(Stored items from a collection)
** START **

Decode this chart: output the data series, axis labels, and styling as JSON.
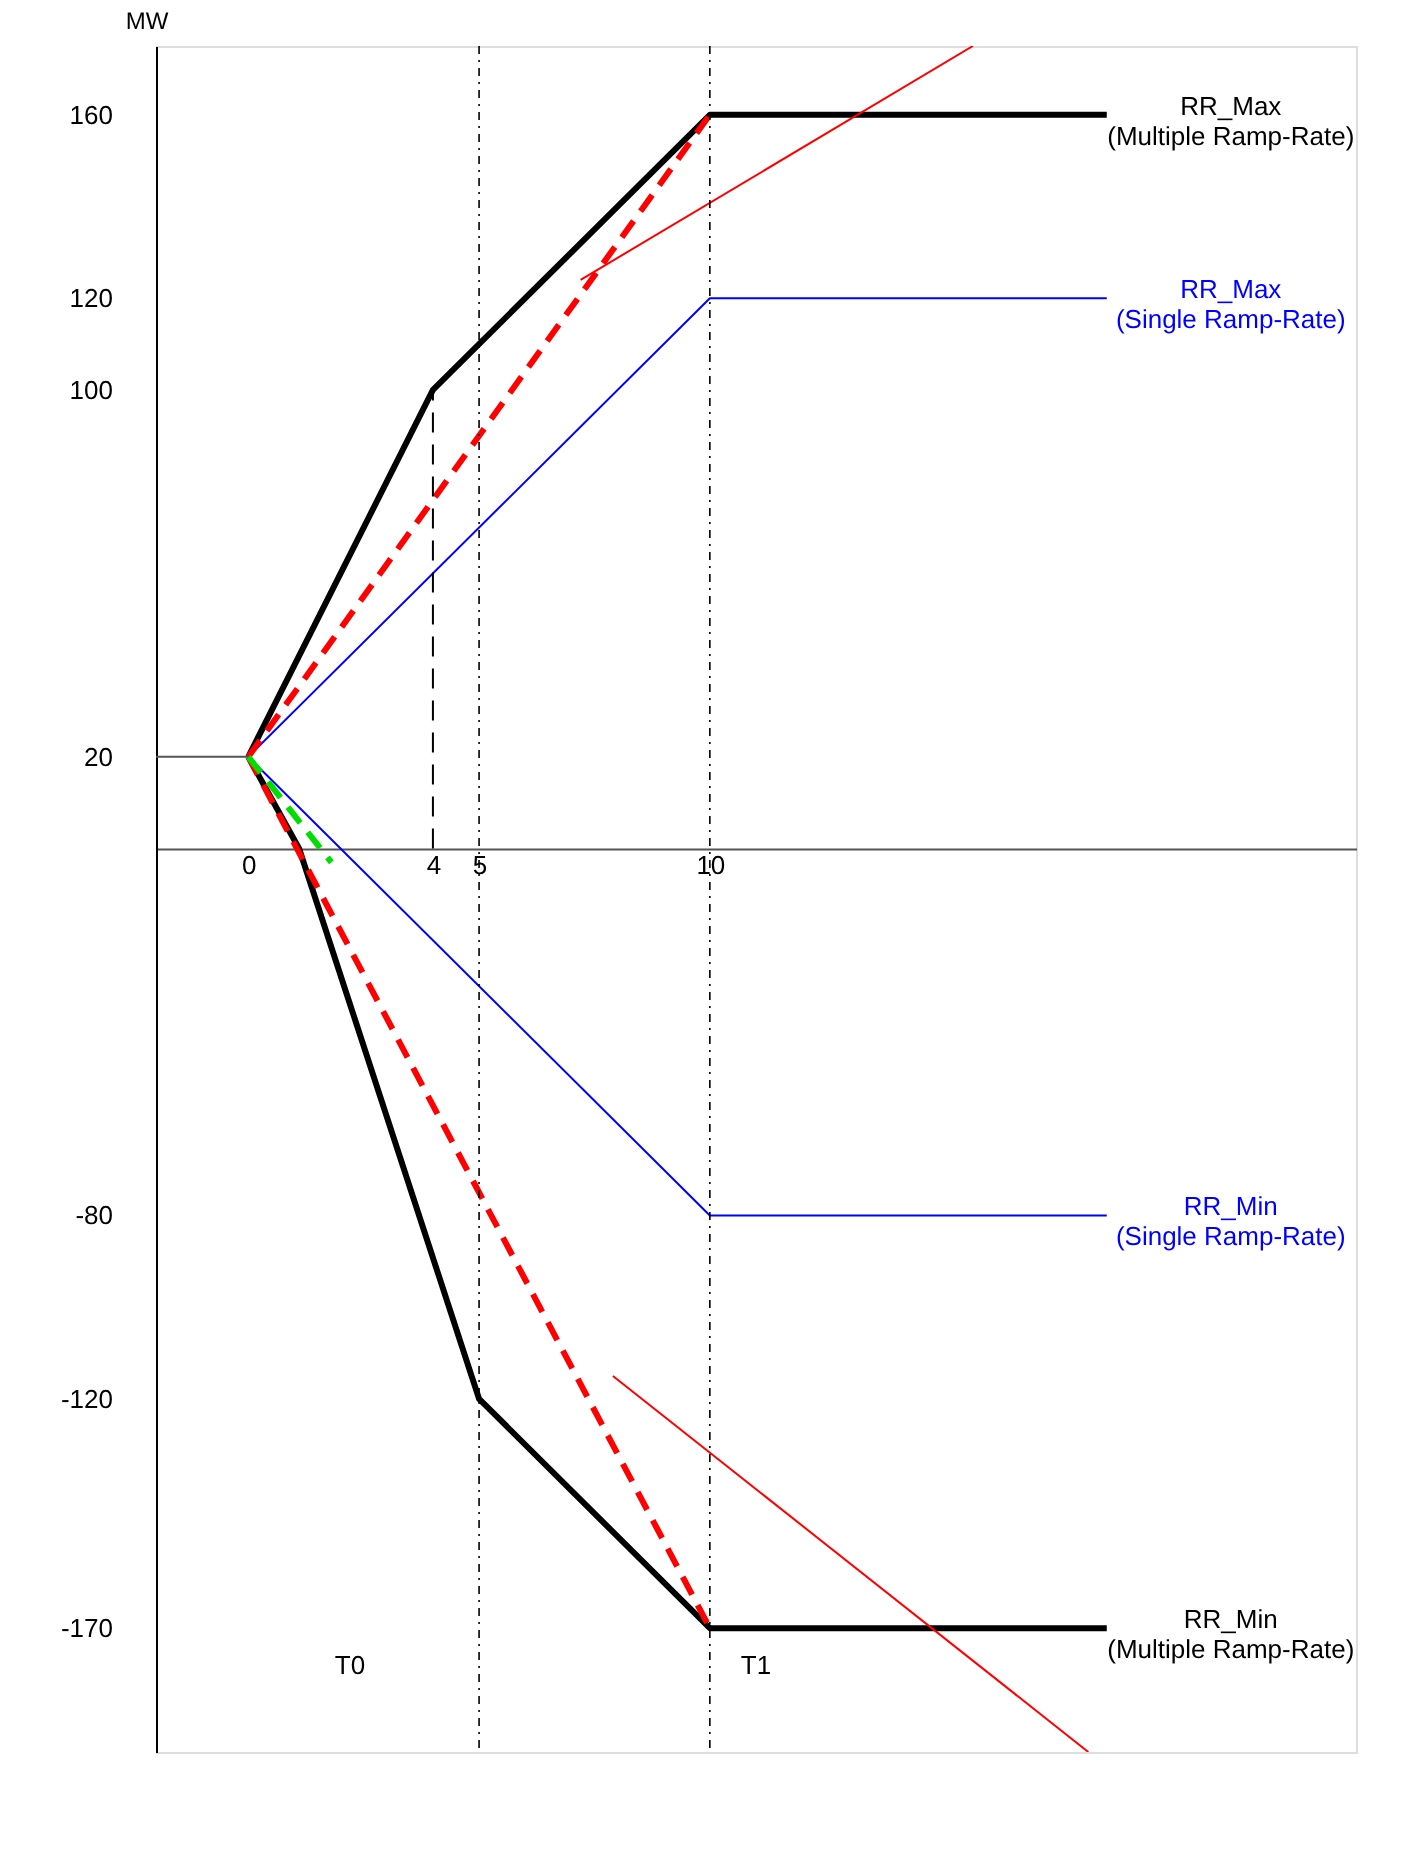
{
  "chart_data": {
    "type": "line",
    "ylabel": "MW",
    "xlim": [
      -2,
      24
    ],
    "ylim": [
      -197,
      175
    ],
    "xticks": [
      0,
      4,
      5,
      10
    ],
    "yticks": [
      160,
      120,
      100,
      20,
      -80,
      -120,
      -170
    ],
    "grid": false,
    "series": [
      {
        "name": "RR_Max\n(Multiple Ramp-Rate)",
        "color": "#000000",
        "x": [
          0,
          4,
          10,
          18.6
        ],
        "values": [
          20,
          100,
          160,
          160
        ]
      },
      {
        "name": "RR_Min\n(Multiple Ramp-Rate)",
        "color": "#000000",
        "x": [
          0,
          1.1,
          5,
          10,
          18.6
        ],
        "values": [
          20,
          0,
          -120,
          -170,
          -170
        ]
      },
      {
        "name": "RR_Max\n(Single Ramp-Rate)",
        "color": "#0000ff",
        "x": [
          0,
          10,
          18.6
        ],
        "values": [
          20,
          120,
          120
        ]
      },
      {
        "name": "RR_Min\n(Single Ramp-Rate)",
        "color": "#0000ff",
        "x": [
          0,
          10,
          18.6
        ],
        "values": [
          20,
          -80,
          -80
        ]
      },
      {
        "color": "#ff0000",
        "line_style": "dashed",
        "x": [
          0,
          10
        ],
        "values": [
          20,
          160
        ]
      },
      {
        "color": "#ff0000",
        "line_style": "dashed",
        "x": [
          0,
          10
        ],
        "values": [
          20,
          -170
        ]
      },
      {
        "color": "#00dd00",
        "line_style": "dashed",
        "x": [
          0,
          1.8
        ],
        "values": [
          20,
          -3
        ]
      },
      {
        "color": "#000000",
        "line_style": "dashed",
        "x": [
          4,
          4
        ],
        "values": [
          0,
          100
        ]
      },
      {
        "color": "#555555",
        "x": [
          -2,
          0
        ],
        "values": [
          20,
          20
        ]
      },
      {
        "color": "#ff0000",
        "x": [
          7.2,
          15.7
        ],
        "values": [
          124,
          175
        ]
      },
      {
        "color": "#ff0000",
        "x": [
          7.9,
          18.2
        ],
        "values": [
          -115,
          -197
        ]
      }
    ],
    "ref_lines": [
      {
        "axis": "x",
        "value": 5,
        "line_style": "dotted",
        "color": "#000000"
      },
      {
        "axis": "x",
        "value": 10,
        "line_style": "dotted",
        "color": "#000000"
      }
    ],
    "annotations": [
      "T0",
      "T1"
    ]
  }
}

** END **
** START **

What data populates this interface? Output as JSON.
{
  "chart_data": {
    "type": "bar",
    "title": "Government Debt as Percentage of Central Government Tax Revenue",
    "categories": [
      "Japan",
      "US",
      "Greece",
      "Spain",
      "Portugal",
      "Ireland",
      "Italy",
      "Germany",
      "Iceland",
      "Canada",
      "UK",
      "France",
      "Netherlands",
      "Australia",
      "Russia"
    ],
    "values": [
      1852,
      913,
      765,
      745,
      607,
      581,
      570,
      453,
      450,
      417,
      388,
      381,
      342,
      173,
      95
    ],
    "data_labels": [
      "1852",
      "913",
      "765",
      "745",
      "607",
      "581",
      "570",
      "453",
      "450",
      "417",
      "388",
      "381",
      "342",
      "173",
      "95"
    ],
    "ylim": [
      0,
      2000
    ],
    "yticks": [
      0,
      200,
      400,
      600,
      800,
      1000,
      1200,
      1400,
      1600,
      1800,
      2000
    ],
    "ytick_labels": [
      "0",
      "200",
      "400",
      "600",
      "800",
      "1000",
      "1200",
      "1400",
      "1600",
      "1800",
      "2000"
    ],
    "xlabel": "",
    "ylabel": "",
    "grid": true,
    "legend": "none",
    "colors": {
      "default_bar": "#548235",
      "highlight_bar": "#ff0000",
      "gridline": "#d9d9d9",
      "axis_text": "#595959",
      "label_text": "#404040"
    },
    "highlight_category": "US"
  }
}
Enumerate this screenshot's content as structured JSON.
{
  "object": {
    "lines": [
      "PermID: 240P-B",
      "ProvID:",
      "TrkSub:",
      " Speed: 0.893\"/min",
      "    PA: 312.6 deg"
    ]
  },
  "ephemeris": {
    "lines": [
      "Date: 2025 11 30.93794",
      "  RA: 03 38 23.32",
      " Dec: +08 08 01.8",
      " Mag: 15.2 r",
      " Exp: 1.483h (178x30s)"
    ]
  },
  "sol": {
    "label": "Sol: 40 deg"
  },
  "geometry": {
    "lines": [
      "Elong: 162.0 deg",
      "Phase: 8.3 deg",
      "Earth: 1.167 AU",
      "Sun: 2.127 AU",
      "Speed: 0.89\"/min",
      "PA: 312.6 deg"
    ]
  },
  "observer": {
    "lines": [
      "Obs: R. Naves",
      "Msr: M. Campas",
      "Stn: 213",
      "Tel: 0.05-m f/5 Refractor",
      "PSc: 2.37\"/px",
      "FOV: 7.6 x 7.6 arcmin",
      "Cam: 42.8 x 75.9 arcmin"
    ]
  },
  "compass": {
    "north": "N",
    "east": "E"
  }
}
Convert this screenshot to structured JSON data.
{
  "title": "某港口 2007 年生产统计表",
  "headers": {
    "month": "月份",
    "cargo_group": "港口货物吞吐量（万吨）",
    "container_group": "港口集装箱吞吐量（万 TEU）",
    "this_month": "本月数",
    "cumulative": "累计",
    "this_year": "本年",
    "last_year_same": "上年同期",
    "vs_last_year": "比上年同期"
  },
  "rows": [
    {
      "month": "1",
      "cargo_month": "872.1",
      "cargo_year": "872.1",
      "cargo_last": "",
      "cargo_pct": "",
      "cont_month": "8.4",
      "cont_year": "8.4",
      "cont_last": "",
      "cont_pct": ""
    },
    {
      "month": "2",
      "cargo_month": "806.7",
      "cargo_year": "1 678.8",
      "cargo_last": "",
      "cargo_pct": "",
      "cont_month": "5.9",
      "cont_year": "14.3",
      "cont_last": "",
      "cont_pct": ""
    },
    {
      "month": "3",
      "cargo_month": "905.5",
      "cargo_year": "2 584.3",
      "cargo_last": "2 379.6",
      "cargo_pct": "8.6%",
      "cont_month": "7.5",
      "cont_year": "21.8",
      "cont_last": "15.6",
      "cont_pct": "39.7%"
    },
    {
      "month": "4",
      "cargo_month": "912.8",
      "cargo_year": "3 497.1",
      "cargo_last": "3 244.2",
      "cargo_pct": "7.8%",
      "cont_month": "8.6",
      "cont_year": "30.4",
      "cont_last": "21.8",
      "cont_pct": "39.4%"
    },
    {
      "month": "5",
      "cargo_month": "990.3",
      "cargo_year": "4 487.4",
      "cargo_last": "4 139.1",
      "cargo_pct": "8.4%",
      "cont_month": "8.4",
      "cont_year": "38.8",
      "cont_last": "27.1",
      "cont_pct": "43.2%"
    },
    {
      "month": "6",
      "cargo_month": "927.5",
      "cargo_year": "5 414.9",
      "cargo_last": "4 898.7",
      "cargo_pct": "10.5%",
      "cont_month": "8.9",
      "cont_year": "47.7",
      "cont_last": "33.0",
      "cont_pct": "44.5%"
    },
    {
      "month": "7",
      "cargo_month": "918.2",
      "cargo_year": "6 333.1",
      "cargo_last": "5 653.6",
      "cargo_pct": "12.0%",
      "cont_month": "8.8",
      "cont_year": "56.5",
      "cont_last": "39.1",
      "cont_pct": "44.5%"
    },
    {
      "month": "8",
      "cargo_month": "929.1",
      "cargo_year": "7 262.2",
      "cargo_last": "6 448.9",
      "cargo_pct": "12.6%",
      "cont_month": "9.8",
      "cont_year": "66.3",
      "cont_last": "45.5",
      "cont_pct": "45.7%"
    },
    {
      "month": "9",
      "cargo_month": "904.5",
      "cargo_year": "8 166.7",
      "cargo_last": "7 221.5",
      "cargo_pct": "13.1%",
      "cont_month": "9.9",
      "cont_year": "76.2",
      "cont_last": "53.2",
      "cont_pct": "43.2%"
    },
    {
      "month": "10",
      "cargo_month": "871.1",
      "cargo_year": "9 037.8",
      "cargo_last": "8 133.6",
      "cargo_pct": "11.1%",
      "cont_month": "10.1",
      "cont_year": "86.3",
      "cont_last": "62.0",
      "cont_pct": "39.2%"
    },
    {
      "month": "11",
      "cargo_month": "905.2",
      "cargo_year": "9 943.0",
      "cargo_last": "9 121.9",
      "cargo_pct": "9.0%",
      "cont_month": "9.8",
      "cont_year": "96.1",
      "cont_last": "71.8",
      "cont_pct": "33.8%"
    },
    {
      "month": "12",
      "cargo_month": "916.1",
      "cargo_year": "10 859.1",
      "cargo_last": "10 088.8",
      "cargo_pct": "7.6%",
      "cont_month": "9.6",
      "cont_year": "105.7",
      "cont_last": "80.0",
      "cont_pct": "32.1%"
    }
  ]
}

** END **

* _Aim of the exercise_
Tell how many lines of the data include the word "title", and nothing else.

* _The completed task_
2